§ Task objective:
Take every line where the string "title" appears and copy it.

============

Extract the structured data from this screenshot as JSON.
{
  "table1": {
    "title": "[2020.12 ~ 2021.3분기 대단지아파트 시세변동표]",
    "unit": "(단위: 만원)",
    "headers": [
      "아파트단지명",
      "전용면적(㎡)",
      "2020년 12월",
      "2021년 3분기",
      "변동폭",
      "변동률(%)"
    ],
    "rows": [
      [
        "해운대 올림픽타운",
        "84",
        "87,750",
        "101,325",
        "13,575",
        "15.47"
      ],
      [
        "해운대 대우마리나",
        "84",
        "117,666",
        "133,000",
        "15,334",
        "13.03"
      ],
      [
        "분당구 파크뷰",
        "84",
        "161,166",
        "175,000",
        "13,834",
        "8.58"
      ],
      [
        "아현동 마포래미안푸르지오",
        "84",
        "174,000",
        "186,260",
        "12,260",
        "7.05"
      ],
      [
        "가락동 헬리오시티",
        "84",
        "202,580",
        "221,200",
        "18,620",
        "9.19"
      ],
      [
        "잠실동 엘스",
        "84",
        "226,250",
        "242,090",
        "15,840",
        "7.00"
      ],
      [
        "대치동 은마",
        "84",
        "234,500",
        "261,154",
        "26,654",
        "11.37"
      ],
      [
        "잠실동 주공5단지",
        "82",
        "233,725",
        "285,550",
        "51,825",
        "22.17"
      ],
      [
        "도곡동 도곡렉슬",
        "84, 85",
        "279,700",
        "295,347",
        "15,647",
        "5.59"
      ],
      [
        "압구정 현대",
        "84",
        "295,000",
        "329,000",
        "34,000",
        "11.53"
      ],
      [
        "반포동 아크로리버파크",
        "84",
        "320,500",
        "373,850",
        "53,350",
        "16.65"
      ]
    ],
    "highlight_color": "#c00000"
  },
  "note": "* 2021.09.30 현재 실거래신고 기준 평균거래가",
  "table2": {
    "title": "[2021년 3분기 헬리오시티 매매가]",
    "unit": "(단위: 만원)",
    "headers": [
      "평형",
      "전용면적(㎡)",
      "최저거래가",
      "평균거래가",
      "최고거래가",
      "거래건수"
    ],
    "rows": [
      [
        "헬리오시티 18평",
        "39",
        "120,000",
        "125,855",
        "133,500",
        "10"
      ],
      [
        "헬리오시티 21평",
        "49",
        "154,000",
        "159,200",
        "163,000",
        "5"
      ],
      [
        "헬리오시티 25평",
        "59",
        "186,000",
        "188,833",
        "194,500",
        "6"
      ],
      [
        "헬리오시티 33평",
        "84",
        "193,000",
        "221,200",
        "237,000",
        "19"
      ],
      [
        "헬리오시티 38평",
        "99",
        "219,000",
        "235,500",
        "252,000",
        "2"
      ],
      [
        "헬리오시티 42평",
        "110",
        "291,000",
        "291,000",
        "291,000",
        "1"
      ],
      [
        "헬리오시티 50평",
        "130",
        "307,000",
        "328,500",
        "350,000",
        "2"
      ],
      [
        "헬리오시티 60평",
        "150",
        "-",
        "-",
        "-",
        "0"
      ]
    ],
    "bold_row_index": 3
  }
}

============

§ Full solution:
    "title": "[2020.12 ~ 2021.3분기 대단지아파트 시세변동표]",
    "title": "[2021년 3분기 헬리오시티 매매가]",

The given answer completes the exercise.